Stored items
□ □ □ □ □
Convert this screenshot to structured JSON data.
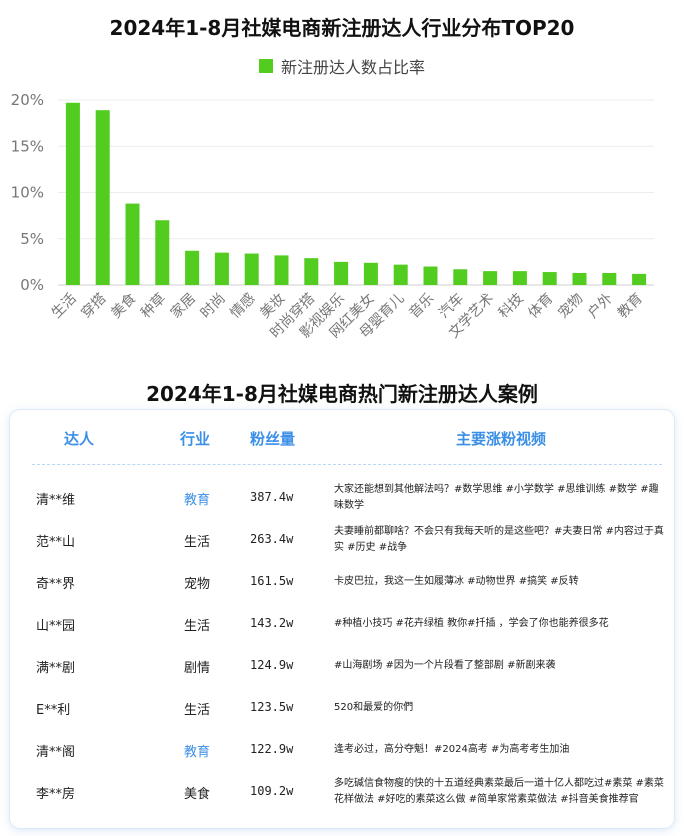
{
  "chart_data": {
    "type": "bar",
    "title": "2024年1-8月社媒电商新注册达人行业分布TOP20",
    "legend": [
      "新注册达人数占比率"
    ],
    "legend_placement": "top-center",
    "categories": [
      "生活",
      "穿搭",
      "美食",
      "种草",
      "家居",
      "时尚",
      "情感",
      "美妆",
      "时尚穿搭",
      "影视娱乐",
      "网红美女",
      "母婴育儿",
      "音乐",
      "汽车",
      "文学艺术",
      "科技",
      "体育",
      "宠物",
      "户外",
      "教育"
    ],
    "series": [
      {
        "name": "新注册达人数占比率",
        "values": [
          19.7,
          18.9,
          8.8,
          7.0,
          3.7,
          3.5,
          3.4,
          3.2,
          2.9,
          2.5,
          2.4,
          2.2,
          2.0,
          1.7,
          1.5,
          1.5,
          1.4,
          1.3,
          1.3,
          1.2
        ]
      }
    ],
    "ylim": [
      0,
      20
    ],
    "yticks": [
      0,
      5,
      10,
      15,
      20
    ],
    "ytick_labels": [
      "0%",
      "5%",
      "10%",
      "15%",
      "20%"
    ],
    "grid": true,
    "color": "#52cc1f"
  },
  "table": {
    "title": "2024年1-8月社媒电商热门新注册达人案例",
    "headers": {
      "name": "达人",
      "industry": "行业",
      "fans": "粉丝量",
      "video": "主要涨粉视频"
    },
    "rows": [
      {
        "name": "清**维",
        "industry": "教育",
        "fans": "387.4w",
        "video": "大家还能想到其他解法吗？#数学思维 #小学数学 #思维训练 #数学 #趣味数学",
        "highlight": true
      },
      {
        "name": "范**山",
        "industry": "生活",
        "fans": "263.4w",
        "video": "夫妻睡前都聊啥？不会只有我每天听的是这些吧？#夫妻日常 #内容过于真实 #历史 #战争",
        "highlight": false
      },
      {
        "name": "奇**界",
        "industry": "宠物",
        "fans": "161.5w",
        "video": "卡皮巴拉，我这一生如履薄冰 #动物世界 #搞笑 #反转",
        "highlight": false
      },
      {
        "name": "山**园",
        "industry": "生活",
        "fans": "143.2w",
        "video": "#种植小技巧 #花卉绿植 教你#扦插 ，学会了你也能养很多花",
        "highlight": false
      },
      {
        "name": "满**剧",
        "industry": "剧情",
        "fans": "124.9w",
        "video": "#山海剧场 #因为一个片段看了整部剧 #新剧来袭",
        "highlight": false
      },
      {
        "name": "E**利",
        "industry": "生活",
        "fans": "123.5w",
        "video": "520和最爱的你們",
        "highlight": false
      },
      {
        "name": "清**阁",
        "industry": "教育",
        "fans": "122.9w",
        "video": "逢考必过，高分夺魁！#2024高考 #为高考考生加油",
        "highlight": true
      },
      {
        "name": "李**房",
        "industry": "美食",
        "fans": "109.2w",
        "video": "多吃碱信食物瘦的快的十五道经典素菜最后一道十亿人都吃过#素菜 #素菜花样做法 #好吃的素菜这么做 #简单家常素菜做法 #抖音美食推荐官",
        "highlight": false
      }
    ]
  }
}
□ □ □ □ □
◆ **Task prompt**
Print each entry shown above with exact wording and no pictures.

◆ **Exercise solution**
Convert this screenshot to structured JSON data.
{
  "chart_data": {
    "type": "bar",
    "title": "2024年1-8月社媒电商新注册达人行业分布TOP20",
    "legend": [
      "新注册达人数占比率"
    ],
    "legend_placement": "top-center",
    "categories": [
      "生活",
      "穿搭",
      "美食",
      "种草",
      "家居",
      "时尚",
      "情感",
      "美妆",
      "时尚穿搭",
      "影视娱乐",
      "网红美女",
      "母婴育儿",
      "音乐",
      "汽车",
      "文学艺术",
      "科技",
      "体育",
      "宠物",
      "户外",
      "教育"
    ],
    "series": [
      {
        "name": "新注册达人数占比率",
        "values": [
          19.7,
          18.9,
          8.8,
          7.0,
          3.7,
          3.5,
          3.4,
          3.2,
          2.9,
          2.5,
          2.4,
          2.2,
          2.0,
          1.7,
          1.5,
          1.5,
          1.4,
          1.3,
          1.3,
          1.2
        ]
      }
    ],
    "ylim": [
      0,
      20
    ],
    "yticks": [
      0,
      5,
      10,
      15,
      20
    ],
    "ytick_labels": [
      "0%",
      "5%",
      "10%",
      "15%",
      "20%"
    ],
    "grid": true,
    "color": "#52cc1f"
  },
  "table": {
    "title": "2024年1-8月社媒电商热门新注册达人案例",
    "headers": {
      "name": "达人",
      "industry": "行业",
      "fans": "粉丝量",
      "video": "主要涨粉视频"
    },
    "rows": [
      {
        "name": "清**维",
        "industry": "教育",
        "fans": "387.4w",
        "video": "大家还能想到其他解法吗？#数学思维 #小学数学 #思维训练 #数学 #趣味数学",
        "highlight": true
      },
      {
        "name": "范**山",
        "industry": "生活",
        "fans": "263.4w",
        "video": "夫妻睡前都聊啥？不会只有我每天听的是这些吧？#夫妻日常 #内容过于真实 #历史 #战争",
        "highlight": false
      },
      {
        "name": "奇**界",
        "industry": "宠物",
        "fans": "161.5w",
        "video": "卡皮巴拉，我这一生如履薄冰 #动物世界 #搞笑 #反转",
        "highlight": false
      },
      {
        "name": "山**园",
        "industry": "生活",
        "fans": "143.2w",
        "video": "#种植小技巧 #花卉绿植 教你#扦插 ，学会了你也能养很多花",
        "highlight": false
      },
      {
        "name": "满**剧",
        "industry": "剧情",
        "fans": "124.9w",
        "video": "#山海剧场 #因为一个片段看了整部剧 #新剧来袭",
        "highlight": false
      },
      {
        "name": "E**利",
        "industry": "生活",
        "fans": "123.5w",
        "video": "520和最爱的你們",
        "highlight": false
      },
      {
        "name": "清**阁",
        "industry": "教育",
        "fans": "122.9w",
        "video": "逢考必过，高分夺魁！#2024高考 #为高考考生加油",
        "highlight": true
      },
      {
        "name": "李**房",
        "industry": "美食",
        "fans": "109.2w",
        "video": "多吃碱信食物瘦的快的十五道经典素菜最后一道十亿人都吃过#素菜 #素菜花样做法 #好吃的素菜这么做 #简单家常素菜做法 #抖音美食推荐官",
        "highlight": false
      }
    ]
  }
}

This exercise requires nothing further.